═════ Data shown ═════

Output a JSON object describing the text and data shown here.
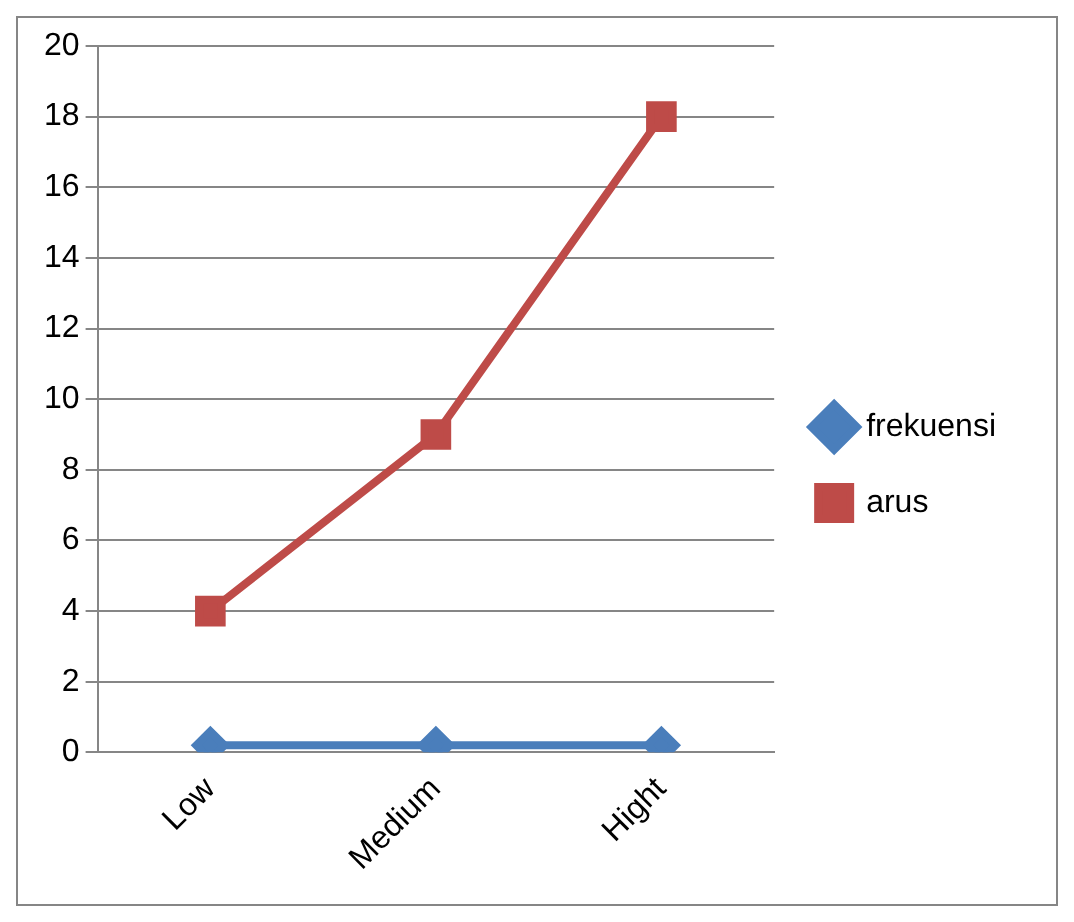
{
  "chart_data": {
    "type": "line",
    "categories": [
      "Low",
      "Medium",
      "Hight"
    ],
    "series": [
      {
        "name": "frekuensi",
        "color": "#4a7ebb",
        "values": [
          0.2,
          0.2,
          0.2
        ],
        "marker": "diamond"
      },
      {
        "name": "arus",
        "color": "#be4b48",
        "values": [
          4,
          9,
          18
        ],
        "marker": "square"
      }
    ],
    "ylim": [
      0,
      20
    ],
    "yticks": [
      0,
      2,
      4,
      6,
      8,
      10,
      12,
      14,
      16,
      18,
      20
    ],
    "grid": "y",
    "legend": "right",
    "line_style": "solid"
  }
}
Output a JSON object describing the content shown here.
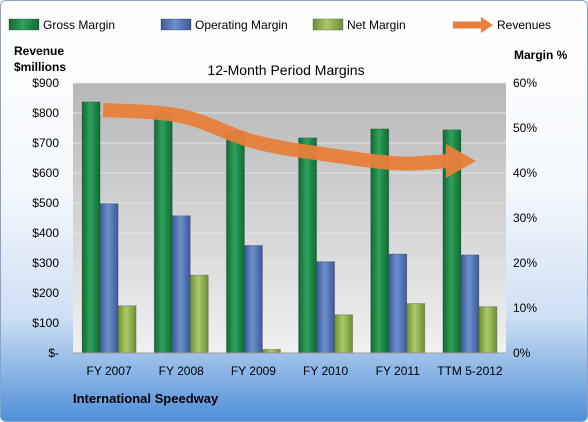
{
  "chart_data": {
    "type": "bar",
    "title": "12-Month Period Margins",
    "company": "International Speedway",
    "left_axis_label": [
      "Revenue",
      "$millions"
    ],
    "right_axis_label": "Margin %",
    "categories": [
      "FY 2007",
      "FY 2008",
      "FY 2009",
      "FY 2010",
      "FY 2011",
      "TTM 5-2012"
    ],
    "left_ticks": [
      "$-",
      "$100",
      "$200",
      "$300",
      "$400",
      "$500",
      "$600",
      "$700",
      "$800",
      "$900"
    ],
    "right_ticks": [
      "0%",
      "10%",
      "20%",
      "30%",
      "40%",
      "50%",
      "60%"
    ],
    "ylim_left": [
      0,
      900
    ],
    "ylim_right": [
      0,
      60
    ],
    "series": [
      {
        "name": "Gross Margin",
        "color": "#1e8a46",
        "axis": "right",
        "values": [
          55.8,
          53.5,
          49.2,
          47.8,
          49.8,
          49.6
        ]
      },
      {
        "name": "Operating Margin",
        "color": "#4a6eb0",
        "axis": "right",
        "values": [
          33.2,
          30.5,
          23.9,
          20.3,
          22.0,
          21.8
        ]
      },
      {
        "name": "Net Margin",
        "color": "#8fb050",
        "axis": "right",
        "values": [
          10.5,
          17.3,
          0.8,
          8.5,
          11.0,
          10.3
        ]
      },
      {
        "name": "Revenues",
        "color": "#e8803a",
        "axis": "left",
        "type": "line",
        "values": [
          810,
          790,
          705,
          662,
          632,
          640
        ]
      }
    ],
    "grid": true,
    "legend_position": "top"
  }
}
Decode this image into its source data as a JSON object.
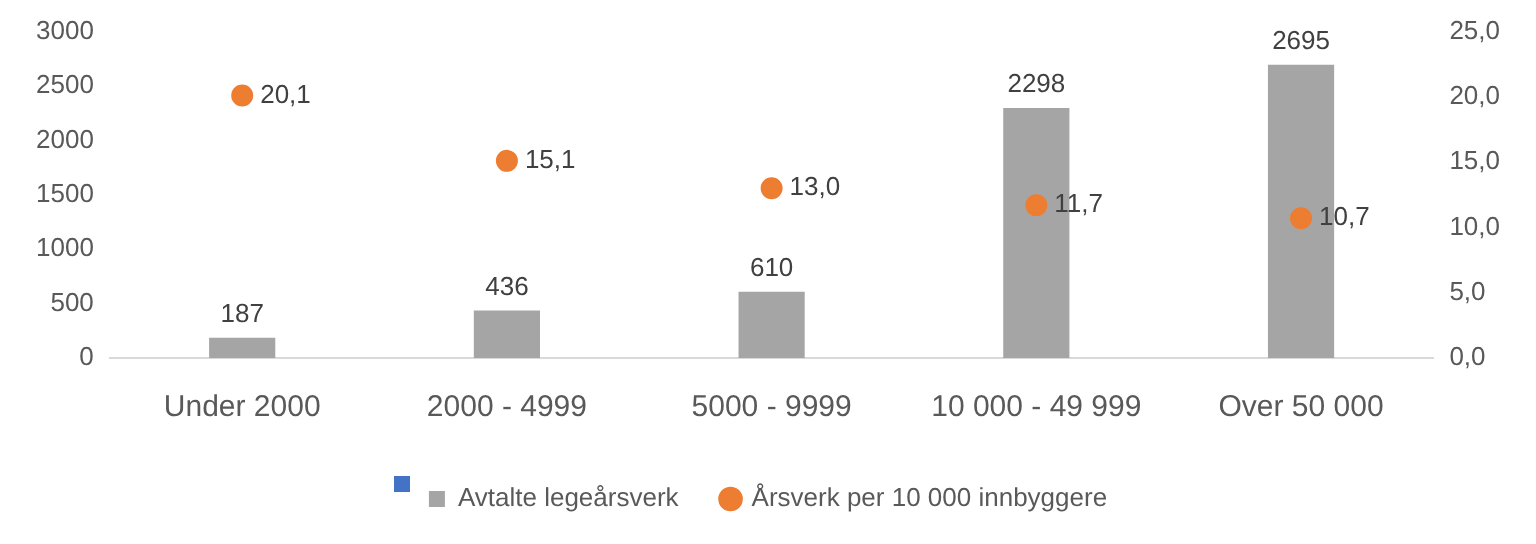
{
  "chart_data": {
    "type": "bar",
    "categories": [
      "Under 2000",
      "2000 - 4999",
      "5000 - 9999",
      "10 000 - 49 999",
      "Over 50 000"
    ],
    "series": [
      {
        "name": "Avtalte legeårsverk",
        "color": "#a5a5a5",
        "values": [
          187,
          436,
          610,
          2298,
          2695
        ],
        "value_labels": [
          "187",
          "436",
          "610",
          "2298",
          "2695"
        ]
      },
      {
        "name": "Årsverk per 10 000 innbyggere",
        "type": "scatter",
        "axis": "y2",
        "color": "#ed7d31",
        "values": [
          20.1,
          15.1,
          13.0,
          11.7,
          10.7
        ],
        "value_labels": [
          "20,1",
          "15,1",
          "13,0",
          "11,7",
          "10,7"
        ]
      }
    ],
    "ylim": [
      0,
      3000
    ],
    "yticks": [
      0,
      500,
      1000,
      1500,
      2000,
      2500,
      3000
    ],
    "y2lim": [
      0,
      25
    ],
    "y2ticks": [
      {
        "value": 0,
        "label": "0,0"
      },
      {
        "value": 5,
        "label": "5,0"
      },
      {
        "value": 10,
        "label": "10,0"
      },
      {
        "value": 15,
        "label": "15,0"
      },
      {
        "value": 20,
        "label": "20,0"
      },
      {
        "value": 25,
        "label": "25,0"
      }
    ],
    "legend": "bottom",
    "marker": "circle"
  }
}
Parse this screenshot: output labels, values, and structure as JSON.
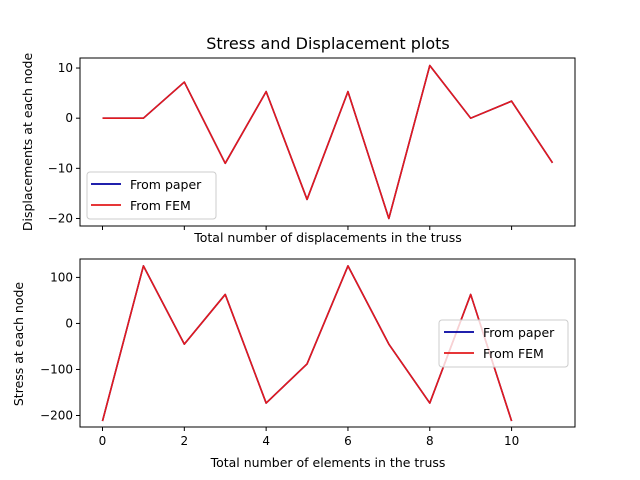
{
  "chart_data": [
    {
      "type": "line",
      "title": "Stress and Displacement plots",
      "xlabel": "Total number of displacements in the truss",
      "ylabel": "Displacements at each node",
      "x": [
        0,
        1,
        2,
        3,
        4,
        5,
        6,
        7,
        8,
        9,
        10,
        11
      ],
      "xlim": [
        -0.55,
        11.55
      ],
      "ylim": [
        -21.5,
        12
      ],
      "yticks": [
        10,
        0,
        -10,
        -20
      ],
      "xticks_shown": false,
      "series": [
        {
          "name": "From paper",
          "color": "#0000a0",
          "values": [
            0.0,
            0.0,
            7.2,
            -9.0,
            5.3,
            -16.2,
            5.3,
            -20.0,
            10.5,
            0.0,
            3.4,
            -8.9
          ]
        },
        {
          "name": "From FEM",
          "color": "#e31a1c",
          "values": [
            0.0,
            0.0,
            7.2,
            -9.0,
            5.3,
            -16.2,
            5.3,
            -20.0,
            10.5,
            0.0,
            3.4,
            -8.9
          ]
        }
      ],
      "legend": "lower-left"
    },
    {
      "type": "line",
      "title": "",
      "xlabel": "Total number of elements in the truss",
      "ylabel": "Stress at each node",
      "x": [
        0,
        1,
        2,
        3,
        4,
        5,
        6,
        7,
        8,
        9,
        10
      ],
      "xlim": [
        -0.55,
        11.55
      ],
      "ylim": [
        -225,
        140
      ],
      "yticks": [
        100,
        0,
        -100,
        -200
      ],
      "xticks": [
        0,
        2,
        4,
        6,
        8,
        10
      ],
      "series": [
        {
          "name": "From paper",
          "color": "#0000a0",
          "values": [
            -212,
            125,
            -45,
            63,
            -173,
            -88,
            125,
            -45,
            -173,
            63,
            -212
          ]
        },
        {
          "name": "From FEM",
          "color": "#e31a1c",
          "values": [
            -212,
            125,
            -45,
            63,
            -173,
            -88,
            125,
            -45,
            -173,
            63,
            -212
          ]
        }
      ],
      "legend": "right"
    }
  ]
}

═════

Your objective =
Transcribe all of the records above character for character. Exclude the pictures.

Completed exercise =
Output a JSON object describing the text and data shown here.
{
  "chart_data": {
    "type": "line",
    "categories": [
      "Low",
      "Medium",
      "Hight"
    ],
    "series": [
      {
        "name": "frekuensi",
        "color": "#4a7ebb",
        "values": [
          0.2,
          0.2,
          0.2
        ],
        "marker": "diamond"
      },
      {
        "name": "arus",
        "color": "#be4b48",
        "values": [
          4,
          9,
          18
        ],
        "marker": "square"
      }
    ],
    "ylim": [
      0,
      20
    ],
    "yticks": [
      0,
      2,
      4,
      6,
      8,
      10,
      12,
      14,
      16,
      18,
      20
    ],
    "grid": "y",
    "legend": "right",
    "line_style": "solid"
  }
}
Output a JSON object describing the content shown here.
{
  "chart_data": {
    "type": "bar",
    "title": "12-Month Period Margins",
    "company": "International Speedway",
    "left_axis_label": [
      "Revenue",
      "$millions"
    ],
    "right_axis_label": "Margin %",
    "categories": [
      "FY 2007",
      "FY 2008",
      "FY 2009",
      "FY 2010",
      "FY 2011",
      "TTM 5-2012"
    ],
    "left_ticks": [
      "$-",
      "$100",
      "$200",
      "$300",
      "$400",
      "$500",
      "$600",
      "$700",
      "$800",
      "$900"
    ],
    "right_ticks": [
      "0%",
      "10%",
      "20%",
      "30%",
      "40%",
      "50%",
      "60%"
    ],
    "ylim_left": [
      0,
      900
    ],
    "ylim_right": [
      0,
      60
    ],
    "series": [
      {
        "name": "Gross Margin",
        "color": "#1e8a46",
        "axis": "right",
        "values": [
          55.8,
          53.5,
          49.2,
          47.8,
          49.8,
          49.6
        ]
      },
      {
        "name": "Operating Margin",
        "color": "#4a6eb0",
        "axis": "right",
        "values": [
          33.2,
          30.5,
          23.9,
          20.3,
          22.0,
          21.8
        ]
      },
      {
        "name": "Net Margin",
        "color": "#8fb050",
        "axis": "right",
        "values": [
          10.5,
          17.3,
          0.8,
          8.5,
          11.0,
          10.3
        ]
      },
      {
        "name": "Revenues",
        "color": "#e8803a",
        "axis": "left",
        "type": "line",
        "values": [
          810,
          790,
          705,
          662,
          632,
          640
        ]
      }
    ],
    "grid": true,
    "legend_position": "top"
  }
}
Decode this image into its source data as a JSON object.
{
  "chart_data": {
    "type": "bar",
    "categories": [
      "Under 2000",
      "2000 - 4999",
      "5000 - 9999",
      "10 000 - 49 999",
      "Over 50 000"
    ],
    "series": [
      {
        "name": "Avtalte legeårsverk",
        "color": "#a5a5a5",
        "values": [
          187,
          436,
          610,
          2298,
          2695
        ],
        "value_labels": [
          "187",
          "436",
          "610",
          "2298",
          "2695"
        ]
      },
      {
        "name": "Årsverk per 10 000 innbyggere",
        "type": "scatter",
        "axis": "y2",
        "color": "#ed7d31",
        "values": [
          20.1,
          15.1,
          13.0,
          11.7,
          10.7
        ],
        "value_labels": [
          "20,1",
          "15,1",
          "13,0",
          "11,7",
          "10,7"
        ]
      }
    ],
    "ylim": [
      0,
      3000
    ],
    "yticks": [
      0,
      500,
      1000,
      1500,
      2000,
      2500,
      3000
    ],
    "y2lim": [
      0,
      25
    ],
    "y2ticks": [
      {
        "value": 0,
        "label": "0,0"
      },
      {
        "value": 5,
        "label": "5,0"
      },
      {
        "value": 10,
        "label": "10,0"
      },
      {
        "value": 15,
        "label": "15,0"
      },
      {
        "value": 20,
        "label": "20,0"
      },
      {
        "value": 25,
        "label": "25,0"
      }
    ],
    "legend": "bottom",
    "marker": "circle"
  }
}
Parse this screenshot: output labels, values, and structure as JSON.
{
  "chart_data": [
    {
      "type": "line",
      "title": "Stress and Displacement plots",
      "xlabel": "Total number of displacements in the truss",
      "ylabel": "Displacements at each node",
      "x": [
        0,
        1,
        2,
        3,
        4,
        5,
        6,
        7,
        8,
        9,
        10,
        11
      ],
      "xlim": [
        -0.55,
        11.55
      ],
      "ylim": [
        -21.5,
        12
      ],
      "yticks": [
        10,
        0,
        -10,
        -20
      ],
      "xticks_shown": false,
      "series": [
        {
          "name": "From paper",
          "color": "#0000a0",
          "values": [
            0.0,
            0.0,
            7.2,
            -9.0,
            5.3,
            -16.2,
            5.3,
            -20.0,
            10.5,
            0.0,
            3.4,
            -8.9
          ]
        },
        {
          "name": "From FEM",
          "color": "#e31a1c",
          "values": [
            0.0,
            0.0,
            7.2,
            -9.0,
            5.3,
            -16.2,
            5.3,
            -20.0,
            10.5,
            0.0,
            3.4,
            -8.9
          ]
        }
      ],
      "legend": "lower-left"
    },
    {
      "type": "line",
      "title": "",
      "xlabel": "Total number of elements in the truss",
      "ylabel": "Stress at each node",
      "x": [
        0,
        1,
        2,
        3,
        4,
        5,
        6,
        7,
        8,
        9,
        10
      ],
      "xlim": [
        -0.55,
        11.55
      ],
      "ylim": [
        -225,
        140
      ],
      "yticks": [
        100,
        0,
        -100,
        -200
      ],
      "xticks": [
        0,
        2,
        4,
        6,
        8,
        10
      ],
      "series": [
        {
          "name": "From paper",
          "color": "#0000a0",
          "values": [
            -212,
            125,
            -45,
            63,
            -173,
            -88,
            125,
            -45,
            -173,
            63,
            -212
          ]
        },
        {
          "name": "From FEM",
          "color": "#e31a1c",
          "values": [
            -212,
            125,
            -45,
            63,
            -173,
            -88,
            125,
            -45,
            -173,
            63,
            -212
          ]
        }
      ],
      "legend": "right"
    }
  ]
}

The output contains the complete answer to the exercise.